> **Goal**:
Reproduce the records below exactly as given.
* * * * * * * * *
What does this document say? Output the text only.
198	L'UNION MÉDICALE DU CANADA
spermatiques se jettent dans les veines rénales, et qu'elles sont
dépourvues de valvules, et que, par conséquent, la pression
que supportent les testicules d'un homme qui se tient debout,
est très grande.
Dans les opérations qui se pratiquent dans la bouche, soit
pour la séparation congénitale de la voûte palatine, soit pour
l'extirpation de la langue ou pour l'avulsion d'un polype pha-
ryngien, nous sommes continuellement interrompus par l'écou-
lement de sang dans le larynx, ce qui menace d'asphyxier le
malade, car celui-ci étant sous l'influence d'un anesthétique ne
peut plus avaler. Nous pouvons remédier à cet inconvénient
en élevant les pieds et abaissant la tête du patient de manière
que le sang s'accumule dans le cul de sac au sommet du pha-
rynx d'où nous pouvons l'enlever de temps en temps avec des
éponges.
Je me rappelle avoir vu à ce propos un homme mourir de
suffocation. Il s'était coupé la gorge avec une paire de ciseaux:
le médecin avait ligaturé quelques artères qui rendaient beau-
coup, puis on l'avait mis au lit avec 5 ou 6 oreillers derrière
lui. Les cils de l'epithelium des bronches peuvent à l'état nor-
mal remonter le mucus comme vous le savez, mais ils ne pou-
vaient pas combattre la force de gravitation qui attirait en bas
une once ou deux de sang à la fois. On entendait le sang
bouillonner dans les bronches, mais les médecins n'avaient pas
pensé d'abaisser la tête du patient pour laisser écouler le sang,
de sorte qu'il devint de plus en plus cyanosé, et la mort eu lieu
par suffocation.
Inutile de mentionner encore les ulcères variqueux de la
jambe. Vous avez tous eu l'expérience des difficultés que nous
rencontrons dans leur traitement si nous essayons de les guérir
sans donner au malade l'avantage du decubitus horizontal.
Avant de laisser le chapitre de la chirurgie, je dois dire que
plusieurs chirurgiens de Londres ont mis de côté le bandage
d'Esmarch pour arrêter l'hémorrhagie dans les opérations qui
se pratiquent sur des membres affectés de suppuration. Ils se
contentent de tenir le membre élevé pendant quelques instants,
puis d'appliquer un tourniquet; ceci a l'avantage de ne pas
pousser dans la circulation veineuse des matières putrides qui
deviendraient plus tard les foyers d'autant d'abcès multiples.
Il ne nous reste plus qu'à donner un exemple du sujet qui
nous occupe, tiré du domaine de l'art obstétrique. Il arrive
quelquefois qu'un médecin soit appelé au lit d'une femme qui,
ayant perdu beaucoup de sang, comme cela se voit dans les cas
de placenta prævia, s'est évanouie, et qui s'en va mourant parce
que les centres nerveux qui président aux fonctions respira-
* * * * * * * * *
> **Final result**:
What does this document say? Output the text only.
198	L'UNION MÉDICALE DU CANADA
spermatiques se jettent dans les veines rénales, et qu'elles sont
dépourvues de valvules, et que, par conséquent, la pression
que supportent les testicules d'un homme qui se tient debout,
est très grande.
Dans les opérations qui se pratiquent dans la bouche, soit
pour la séparation congénitale de la voûte palatine, soit pour
l'extirpation de la langue ou pour l'avulsion d'un polype pha-
ryngien, nous sommes continuellement interrompus par l'écou-
lement de sang dans le larynx, ce qui menace d'asphyxier le
malade, car celui-ci étant sous l'influence d'un anesthétique ne
peut plus avaler. Nous pouvons remédier à cet inconvénient
en élevant les pieds et abaissant la tête du patient de manière
que le sang s'accumule dans le cul de sac au sommet du pha-
rynx d'où nous pouvons l'enlever de temps en temps avec des
éponges.
Je me rappelle avoir vu à ce propos un homme mourir de
suffocation. Il s'était coupé la gorge avec une paire de ciseaux:
le médecin avait ligaturé quelques artères qui rendaient beau-
coup, puis on l'avait mis au lit avec 5 ou 6 oreillers derrière
lui. Les cils de l'epithelium des bronches peuvent à l'état nor-
mal remonter le mucus comme vous le savez, mais ils ne pou-
vaient pas combattre la force de gravitation qui attirait en bas
une once ou deux de sang à la fois. On entendait le sang
bouillonner dans les bronches, mais les médecins n'avaient pas
pensé d'abaisser la tête du patient pour laisser écouler le sang,
de sorte qu'il devint de plus en plus cyanosé, et la mort eu lieu
par suffocation.
Inutile de mentionner encore les ulcères variqueux de la
jambe. Vous avez tous eu l'expérience des difficultés que nous
rencontrons dans leur traitement si nous essayons de les guérir
sans donner au malade l'avantage du decubitus horizontal.
Avant de laisser le chapitre de la chirurgie, je dois dire que
plusieurs chirurgiens de Londres ont mis de côté le bandage
d'Esmarch pour arrêter l'hémorrhagie dans les opérations qui
se pratiquent sur des membres affectés de suppuration. Ils se
contentent de tenir le membre élevé pendant quelques instants,
puis d'appliquer un tourniquet; ceci a l'avantage de ne pas
pousser dans la circulation veineuse des matières putrides qui
deviendraient plus tard les foyers d'autant d'abcès multiples.
Il ne nous reste plus qu'à donner un exemple du sujet qui
nous occupe, tiré du domaine de l'art obstétrique. Il arrive
quelquefois qu'un médecin soit appelé au lit d'une femme qui,
ayant perdu beaucoup de sang, comme cela se voit dans les cas
de placenta prævia, s'est évanouie, et qui s'en va mourant parce
que les centres nerveux qui président aux fonctions respira-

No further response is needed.